(Dataset records)
:::::
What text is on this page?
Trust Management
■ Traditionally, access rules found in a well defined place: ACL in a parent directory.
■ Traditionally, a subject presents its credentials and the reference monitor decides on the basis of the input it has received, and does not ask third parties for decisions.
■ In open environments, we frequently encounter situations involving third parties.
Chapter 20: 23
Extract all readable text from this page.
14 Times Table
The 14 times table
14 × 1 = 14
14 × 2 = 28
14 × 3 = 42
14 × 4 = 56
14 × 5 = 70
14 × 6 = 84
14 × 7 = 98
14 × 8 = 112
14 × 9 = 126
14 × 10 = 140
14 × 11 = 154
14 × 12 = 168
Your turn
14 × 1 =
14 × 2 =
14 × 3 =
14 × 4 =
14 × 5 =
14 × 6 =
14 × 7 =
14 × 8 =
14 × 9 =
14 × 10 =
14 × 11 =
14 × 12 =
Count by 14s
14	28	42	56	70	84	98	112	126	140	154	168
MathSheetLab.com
:::::
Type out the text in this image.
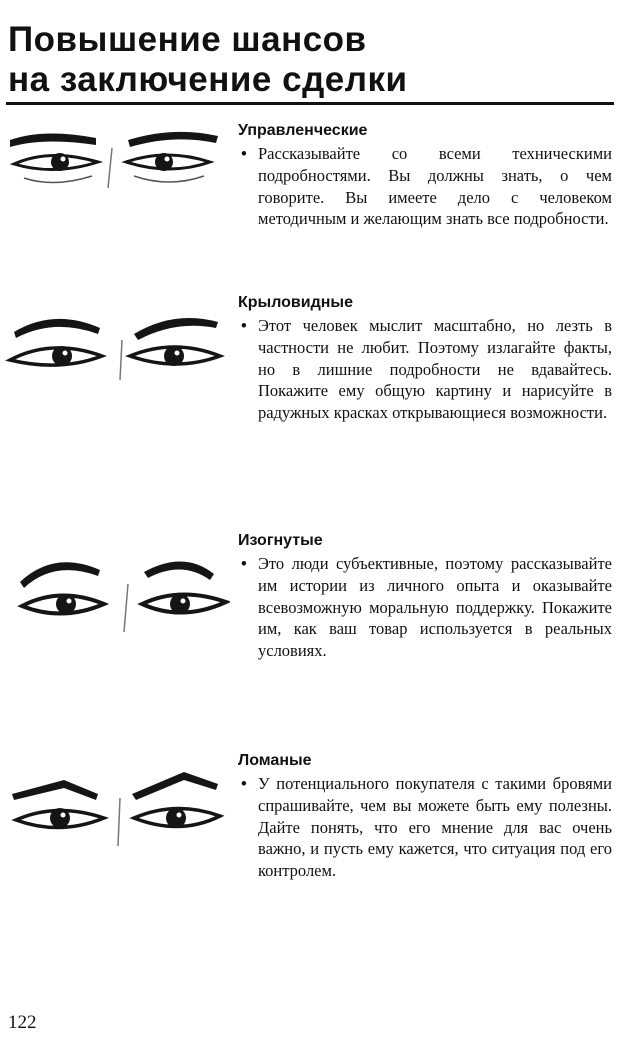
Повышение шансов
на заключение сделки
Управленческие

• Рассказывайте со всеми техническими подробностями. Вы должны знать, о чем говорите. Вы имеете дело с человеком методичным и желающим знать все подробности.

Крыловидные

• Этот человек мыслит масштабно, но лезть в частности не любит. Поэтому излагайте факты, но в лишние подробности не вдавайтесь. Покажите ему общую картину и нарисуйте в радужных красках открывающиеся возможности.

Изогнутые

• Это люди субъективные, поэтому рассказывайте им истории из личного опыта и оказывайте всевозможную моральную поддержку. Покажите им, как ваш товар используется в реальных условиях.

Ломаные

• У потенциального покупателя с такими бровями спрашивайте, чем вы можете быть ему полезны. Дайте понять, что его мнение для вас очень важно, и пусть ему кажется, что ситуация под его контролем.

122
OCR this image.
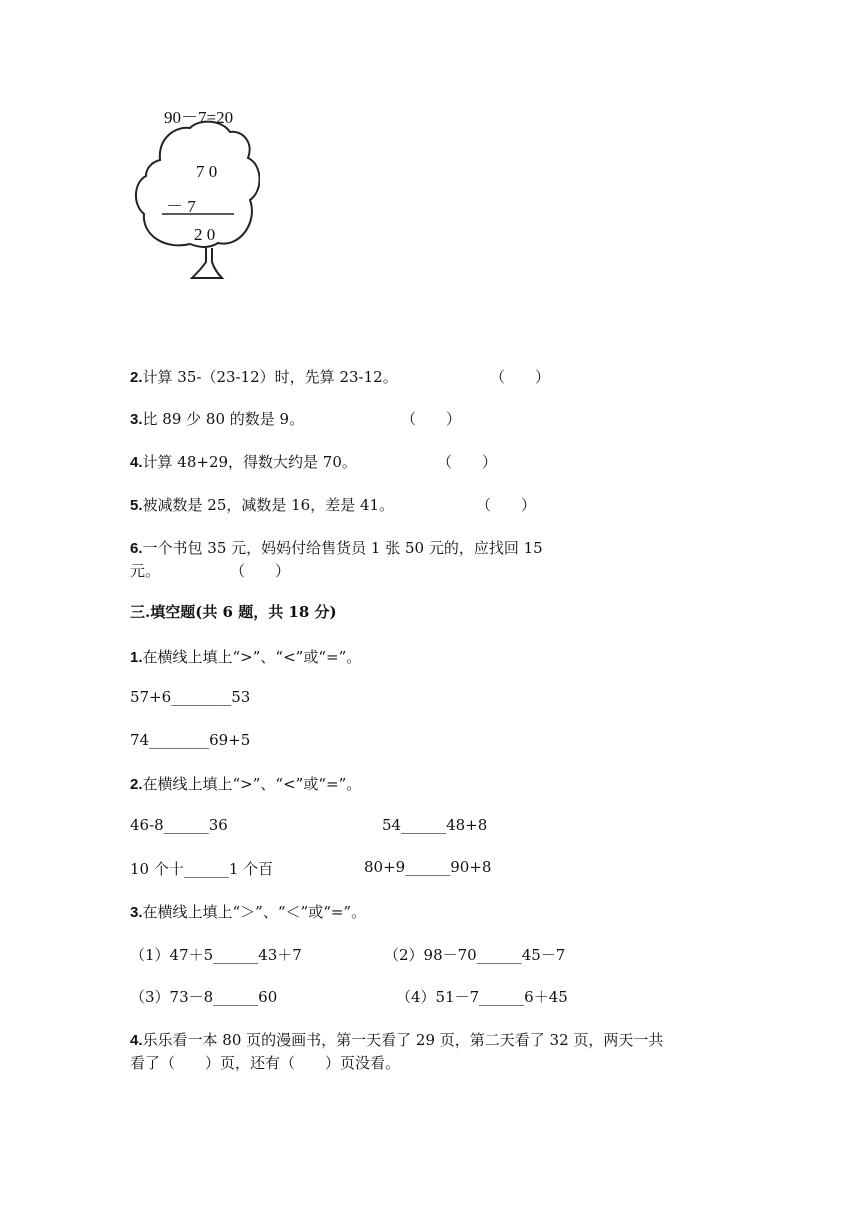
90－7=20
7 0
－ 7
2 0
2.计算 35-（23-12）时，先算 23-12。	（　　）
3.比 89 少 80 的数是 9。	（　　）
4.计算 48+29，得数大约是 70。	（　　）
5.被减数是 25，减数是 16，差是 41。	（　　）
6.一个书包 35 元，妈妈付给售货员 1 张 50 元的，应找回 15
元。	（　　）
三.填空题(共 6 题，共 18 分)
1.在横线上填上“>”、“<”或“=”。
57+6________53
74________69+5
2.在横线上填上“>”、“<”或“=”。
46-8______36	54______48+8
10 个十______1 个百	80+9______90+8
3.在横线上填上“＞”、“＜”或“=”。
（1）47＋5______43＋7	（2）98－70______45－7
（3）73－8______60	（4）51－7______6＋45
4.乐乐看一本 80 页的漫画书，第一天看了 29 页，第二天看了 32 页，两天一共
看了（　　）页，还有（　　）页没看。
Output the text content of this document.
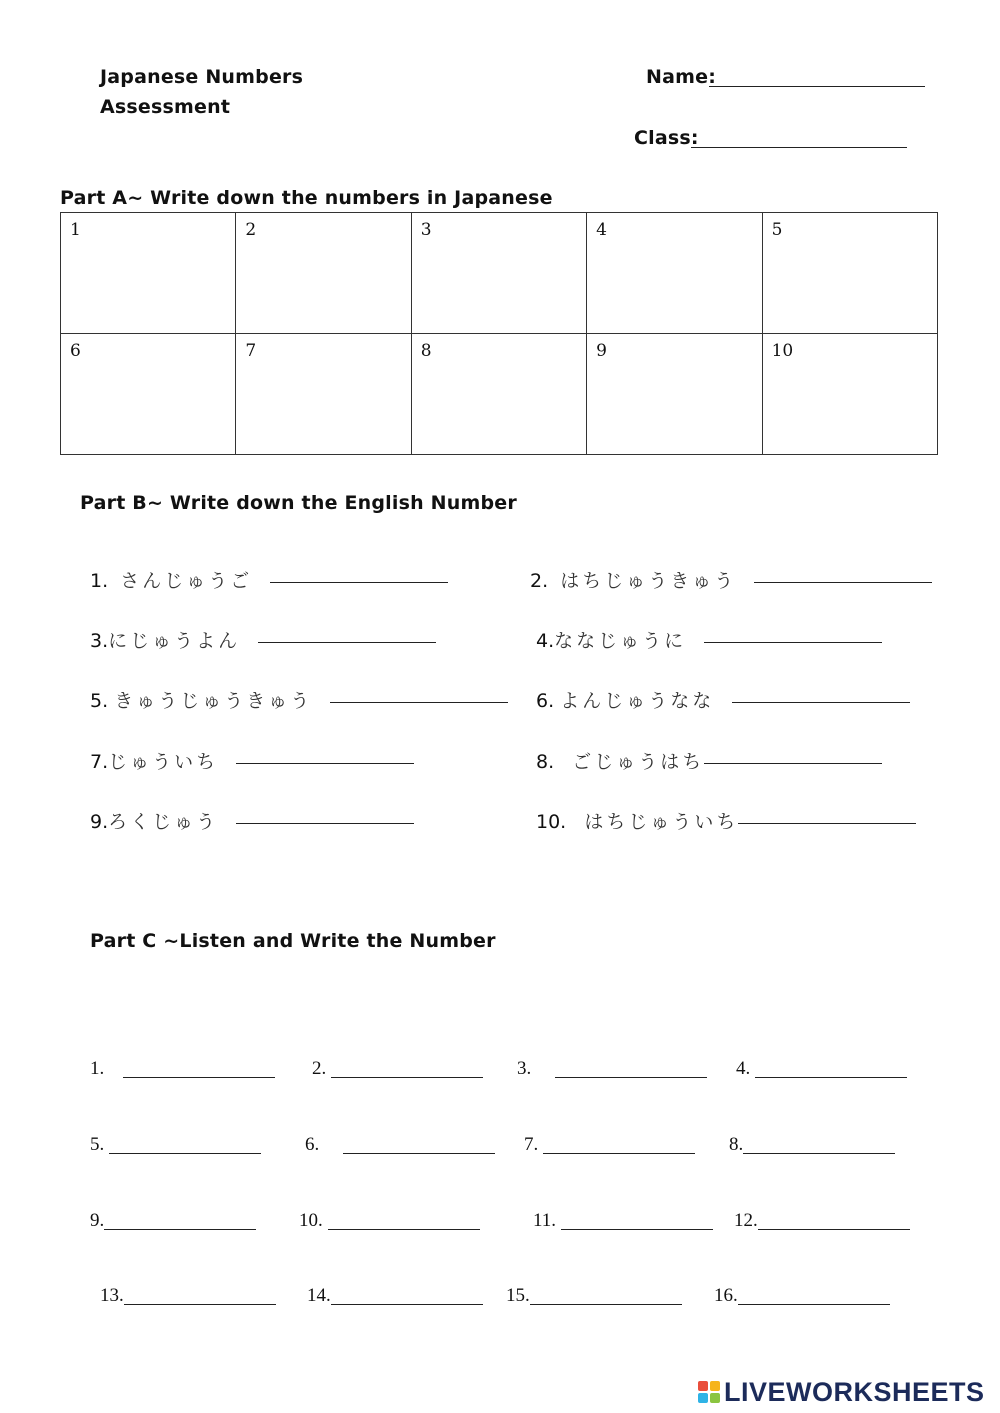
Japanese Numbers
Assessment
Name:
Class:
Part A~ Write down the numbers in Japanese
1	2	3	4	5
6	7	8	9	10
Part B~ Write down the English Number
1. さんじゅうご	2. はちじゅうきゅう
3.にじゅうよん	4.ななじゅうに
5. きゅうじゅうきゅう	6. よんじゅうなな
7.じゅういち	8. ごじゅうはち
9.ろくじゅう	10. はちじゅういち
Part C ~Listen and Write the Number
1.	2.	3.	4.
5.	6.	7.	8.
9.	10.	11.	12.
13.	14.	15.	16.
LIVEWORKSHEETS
:::::
## Problem to solve
Copy each line in the data that holds the word "text".

## Exercise output
What text is on this page?
Extract all readable text from this page.
Type out the text in this image.
Output the text content of this document.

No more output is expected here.